* START RECORDS FOR THE EXERCISE *

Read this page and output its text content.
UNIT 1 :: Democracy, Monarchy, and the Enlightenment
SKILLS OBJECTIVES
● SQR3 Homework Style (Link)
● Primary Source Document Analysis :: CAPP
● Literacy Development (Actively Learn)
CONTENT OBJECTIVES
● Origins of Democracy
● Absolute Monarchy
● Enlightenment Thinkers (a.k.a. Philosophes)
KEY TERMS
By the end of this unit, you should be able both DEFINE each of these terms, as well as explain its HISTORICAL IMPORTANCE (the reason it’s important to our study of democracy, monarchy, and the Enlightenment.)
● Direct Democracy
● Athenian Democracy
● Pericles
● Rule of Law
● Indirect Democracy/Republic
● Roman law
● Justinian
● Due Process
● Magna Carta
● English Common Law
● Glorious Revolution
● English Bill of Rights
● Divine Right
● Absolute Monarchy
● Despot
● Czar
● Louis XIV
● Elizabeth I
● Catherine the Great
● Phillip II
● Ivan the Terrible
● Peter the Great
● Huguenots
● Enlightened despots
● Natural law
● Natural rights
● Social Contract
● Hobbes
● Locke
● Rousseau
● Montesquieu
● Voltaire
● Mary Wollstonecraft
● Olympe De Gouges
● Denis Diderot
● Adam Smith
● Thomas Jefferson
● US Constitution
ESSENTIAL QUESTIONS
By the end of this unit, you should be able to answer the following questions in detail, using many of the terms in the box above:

* END RECORDS FOR THE EXERCISE *

Output the listing above without altering a single character.

Read this page and output its text content.
UNIT 1 :: Democracy, Monarchy, and the Enlightenment
SKILLS OBJECTIVES
● SQR3 Homework Style (Link)
● Primary Source Document Analysis :: CAPP
● Literacy Development (Actively Learn)
CONTENT OBJECTIVES
● Origins of Democracy
● Absolute Monarchy
● Enlightenment Thinkers (a.k.a. Philosophes)
KEY TERMS
By the end of this unit, you should be able both DEFINE each of these terms, as well as explain its HISTORICAL IMPORTANCE (the reason it’s important to our study of democracy, monarchy, and the Enlightenment.)
● Direct Democracy
● Athenian Democracy
● Pericles
● Rule of Law
● Indirect Democracy/Republic
● Roman law
● Justinian
● Due Process
● Magna Carta
● English Common Law
● Glorious Revolution
● English Bill of Rights
● Divine Right
● Absolute Monarchy
● Despot
● Czar
● Louis XIV
● Elizabeth I
● Catherine the Great
● Phillip II
● Ivan the Terrible
● Peter the Great
● Huguenots
● Enlightened despots
● Natural law
● Natural rights
● Social Contract
● Hobbes
● Locke
● Rousseau
● Montesquieu
● Voltaire
● Mary Wollstonecraft
● Olympe De Gouges
● Denis Diderot
● Adam Smith
● Thomas Jefferson
● US Constitution
ESSENTIAL QUESTIONS
By the end of this unit, you should be able to answer the following questions in detail, using many of the terms in the box above:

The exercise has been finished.